Excerpted data:
=====

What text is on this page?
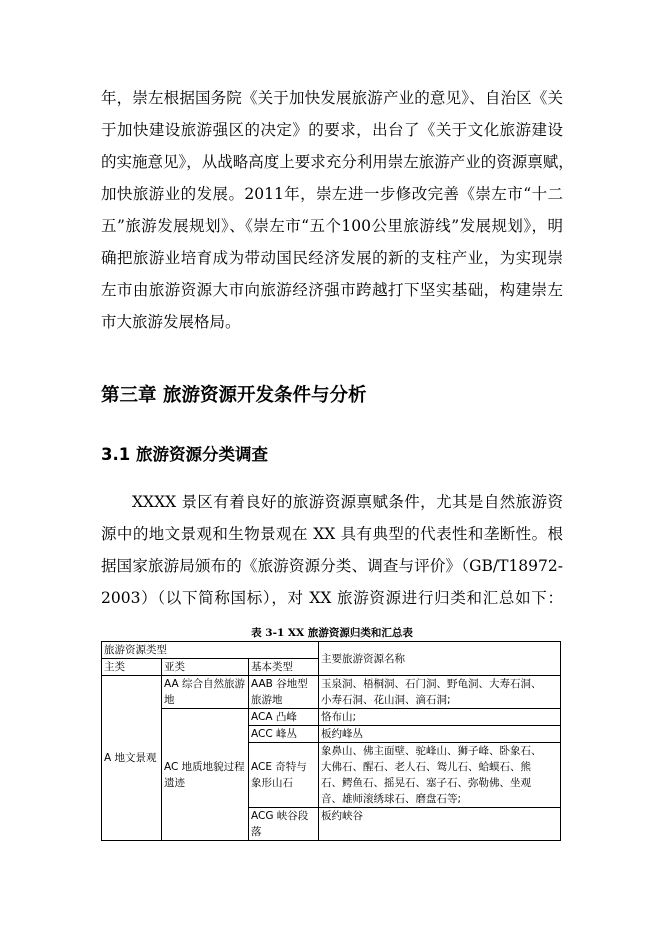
年，崇左根据国务院《关于加快发展旅游产业的意见》、自治区《关
于加快建设旅游强区的决定》的要求，出台了《关于文化旅游建设
的实施意见》，从战略高度上要求充分利用崇左旅游产业的资源禀赋，
加快旅游业的发展。2011年，崇左进一步修改完善《崇左市“十二
五”旅游发展规划》、《崇左市“五个100公里旅游线”发展规划》，明
确把旅游业培育成为带动国民经济发展的新的支柱产业，为实现崇
左市由旅游资源大市向旅游经济强市跨越打下坚实基础，构建崇左
市大旅游发展格局。
第三章 旅游资源开发条件与分析
3.1 旅游资源分类调查
XXXX 景区有着良好的旅游资源禀赋条件，尤其是自然旅游资
源中的地文景观和生物景观在 XX 具有典型的代表性和垄断性。根
据国家旅游局颁布的《旅游资源分类、调查与评价》（GB/T18972-
2003）（以下简称国标），对 XX 旅游资源进行归类和汇总如下：
表 3-1 XX 旅游资源归类和汇总表
旅游资源类型			主要旅游资源名称
主类	亚类	基本类型	
A 地文景观	AA 综合自然旅游地	AAB 谷地型旅游地	玉泉洞、梧桐洞、石门洞、野龟洞、大寿石洞、
小寿石洞、花山洞、滴石洞;

	AC 地质地貌过程遗迹	ACA 凸峰	恪布山;
		ACC 峰丛	板约峰丛
		ACE 奇特与象形山石	象鼻山、佛主面壁、驼峰山、狮子峰、卧象石、
大佛石、醒石、老人石、鸳儿石、蛤蟆石、熊
石、鳄鱼石、摇晃石、塞子石、弥勒佛、坐观
音、雄师滚绣球石、磨盘石等;

		ACG 峡谷段落	板约峡谷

=====

Goal of the exercise:
Reproduce all of the material exactly, apart from the pictures.

Result of the exercise:
What text is on this page?
年，崇左根据国务院《关于加快发展旅游产业的意见》、自治区《关
于加快建设旅游强区的决定》的要求，出台了《关于文化旅游建设
的实施意见》，从战略高度上要求充分利用崇左旅游产业的资源禀赋，
加快旅游业的发展。2011年，崇左进一步修改完善《崇左市“十二
五”旅游发展规划》、《崇左市“五个100公里旅游线”发展规划》，明
确把旅游业培育成为带动国民经济发展的新的支柱产业，为实现崇
左市由旅游资源大市向旅游经济强市跨越打下坚实基础，构建崇左
市大旅游发展格局。
第三章 旅游资源开发条件与分析
3.1 旅游资源分类调查
XXXX 景区有着良好的旅游资源禀赋条件，尤其是自然旅游资
源中的地文景观和生物景观在 XX 具有典型的代表性和垄断性。根
据国家旅游局颁布的《旅游资源分类、调查与评价》（GB/T18972-
2003）（以下简称国标），对 XX 旅游资源进行归类和汇总如下：
表 3-1 XX 旅游资源归类和汇总表
旅游资源类型			主要旅游资源名称
主类	亚类	基本类型	
A 地文景观	AA 综合自然旅游地	AAB 谷地型旅游地	玉泉洞、梧桐洞、石门洞、野龟洞、大寿石洞、
小寿石洞、花山洞、滴石洞;

	AC 地质地貌过程遗迹	ACA 凸峰	恪布山;
		ACC 峰丛	板约峰丛
		ACE 奇特与象形山石	象鼻山、佛主面壁、驼峰山、狮子峰、卧象石、
大佛石、醒石、老人石、鸳儿石、蛤蟆石、熊
石、鳄鱼石、摇晃石、塞子石、弥勒佛、坐观
音、雄师滚绣球石、磨盘石等;

		ACG 峡谷段落	板约峡谷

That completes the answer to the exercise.